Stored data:
# # # # #

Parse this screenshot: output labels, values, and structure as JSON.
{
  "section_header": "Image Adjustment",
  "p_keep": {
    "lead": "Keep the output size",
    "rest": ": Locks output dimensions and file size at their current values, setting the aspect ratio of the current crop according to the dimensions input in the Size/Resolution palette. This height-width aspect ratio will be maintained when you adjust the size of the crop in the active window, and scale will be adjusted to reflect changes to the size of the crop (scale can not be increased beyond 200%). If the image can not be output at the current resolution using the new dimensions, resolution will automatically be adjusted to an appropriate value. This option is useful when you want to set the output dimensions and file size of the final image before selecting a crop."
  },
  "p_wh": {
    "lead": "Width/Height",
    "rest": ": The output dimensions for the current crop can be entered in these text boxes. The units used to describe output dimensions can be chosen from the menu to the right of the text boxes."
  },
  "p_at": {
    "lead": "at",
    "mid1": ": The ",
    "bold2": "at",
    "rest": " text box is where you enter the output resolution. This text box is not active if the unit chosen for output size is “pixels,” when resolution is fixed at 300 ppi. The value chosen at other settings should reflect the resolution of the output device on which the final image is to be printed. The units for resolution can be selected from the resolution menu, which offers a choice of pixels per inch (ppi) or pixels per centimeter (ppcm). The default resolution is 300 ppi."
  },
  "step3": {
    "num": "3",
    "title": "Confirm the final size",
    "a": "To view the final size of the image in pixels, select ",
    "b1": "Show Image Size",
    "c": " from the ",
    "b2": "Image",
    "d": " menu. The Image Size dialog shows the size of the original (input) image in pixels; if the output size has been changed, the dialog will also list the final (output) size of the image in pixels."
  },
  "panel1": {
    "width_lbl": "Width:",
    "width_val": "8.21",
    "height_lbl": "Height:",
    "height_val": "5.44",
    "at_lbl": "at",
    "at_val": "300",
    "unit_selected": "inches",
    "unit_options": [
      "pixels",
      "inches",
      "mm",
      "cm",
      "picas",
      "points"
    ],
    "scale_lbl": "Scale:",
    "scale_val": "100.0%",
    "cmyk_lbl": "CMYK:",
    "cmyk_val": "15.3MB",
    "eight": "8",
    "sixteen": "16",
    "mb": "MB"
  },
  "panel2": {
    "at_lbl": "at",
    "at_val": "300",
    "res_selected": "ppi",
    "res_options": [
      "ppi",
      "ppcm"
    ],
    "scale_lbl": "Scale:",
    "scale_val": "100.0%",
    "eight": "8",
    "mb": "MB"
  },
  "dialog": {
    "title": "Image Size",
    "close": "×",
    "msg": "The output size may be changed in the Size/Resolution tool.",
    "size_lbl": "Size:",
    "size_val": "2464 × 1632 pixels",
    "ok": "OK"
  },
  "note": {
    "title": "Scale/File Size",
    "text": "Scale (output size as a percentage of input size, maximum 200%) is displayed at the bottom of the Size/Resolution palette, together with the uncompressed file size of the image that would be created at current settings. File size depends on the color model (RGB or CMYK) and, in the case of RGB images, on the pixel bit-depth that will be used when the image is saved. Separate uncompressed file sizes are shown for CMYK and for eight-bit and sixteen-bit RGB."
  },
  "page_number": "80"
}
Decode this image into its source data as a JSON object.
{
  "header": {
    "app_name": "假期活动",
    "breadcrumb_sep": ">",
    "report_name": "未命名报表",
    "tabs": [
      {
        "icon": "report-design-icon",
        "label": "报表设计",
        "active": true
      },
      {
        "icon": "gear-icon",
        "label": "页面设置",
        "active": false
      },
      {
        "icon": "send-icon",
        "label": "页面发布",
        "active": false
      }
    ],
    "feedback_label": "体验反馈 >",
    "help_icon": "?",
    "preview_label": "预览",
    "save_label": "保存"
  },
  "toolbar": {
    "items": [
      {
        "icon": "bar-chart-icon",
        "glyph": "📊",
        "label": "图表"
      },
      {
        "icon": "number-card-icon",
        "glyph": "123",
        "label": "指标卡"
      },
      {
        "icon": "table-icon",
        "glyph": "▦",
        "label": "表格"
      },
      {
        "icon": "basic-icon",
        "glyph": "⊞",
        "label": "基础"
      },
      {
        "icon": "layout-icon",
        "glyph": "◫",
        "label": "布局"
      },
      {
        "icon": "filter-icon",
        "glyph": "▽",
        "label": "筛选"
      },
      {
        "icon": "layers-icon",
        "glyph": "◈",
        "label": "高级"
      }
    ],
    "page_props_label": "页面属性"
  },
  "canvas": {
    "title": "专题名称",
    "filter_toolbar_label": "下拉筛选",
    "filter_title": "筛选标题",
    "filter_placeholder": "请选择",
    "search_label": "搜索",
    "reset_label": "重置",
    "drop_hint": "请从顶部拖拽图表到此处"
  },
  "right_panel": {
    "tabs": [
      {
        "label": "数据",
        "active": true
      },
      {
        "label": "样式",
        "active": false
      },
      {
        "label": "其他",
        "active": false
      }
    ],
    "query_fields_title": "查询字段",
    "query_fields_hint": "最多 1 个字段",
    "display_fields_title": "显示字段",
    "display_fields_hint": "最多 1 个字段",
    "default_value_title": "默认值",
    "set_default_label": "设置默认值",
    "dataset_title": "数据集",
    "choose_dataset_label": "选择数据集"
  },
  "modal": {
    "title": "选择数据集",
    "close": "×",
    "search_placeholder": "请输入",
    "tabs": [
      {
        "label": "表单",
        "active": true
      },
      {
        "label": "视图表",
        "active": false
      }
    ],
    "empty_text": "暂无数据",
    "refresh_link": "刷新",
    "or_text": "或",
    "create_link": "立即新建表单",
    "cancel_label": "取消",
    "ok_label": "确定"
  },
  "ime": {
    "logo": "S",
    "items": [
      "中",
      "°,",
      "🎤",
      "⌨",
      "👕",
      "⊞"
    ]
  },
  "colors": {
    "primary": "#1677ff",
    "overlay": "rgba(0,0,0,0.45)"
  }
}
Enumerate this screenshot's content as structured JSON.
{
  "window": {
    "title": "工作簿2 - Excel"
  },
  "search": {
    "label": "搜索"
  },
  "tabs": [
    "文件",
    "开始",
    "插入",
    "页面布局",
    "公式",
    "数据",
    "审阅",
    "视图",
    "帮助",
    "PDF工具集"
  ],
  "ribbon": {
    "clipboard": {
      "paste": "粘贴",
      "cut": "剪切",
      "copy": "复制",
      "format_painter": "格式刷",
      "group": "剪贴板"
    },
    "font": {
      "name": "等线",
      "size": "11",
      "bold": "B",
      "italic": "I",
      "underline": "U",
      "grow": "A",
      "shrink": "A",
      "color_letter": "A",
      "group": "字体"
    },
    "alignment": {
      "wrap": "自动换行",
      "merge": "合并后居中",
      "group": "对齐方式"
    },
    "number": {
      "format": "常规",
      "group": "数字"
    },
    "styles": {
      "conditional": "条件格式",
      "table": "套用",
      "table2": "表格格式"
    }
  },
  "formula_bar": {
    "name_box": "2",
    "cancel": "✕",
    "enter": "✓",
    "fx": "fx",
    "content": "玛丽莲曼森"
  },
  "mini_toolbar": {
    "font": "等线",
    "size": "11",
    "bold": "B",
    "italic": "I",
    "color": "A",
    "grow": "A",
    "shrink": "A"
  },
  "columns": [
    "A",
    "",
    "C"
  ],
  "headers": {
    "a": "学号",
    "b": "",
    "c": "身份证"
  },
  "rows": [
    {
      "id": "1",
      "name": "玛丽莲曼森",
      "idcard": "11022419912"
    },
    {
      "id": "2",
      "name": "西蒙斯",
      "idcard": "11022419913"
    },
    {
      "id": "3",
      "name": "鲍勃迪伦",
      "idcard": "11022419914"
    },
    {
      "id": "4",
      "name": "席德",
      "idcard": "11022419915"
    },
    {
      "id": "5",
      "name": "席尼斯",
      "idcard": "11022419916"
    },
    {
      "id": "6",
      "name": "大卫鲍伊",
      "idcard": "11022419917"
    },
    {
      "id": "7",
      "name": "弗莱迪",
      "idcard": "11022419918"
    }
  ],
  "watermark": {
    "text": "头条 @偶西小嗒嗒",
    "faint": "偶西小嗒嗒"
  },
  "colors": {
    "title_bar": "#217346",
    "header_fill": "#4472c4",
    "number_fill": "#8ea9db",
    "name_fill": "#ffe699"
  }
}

# # # # #

Goal of the exercise
Nothing but a number is needed here: how many lines hold the string "glyph"?

Task result
7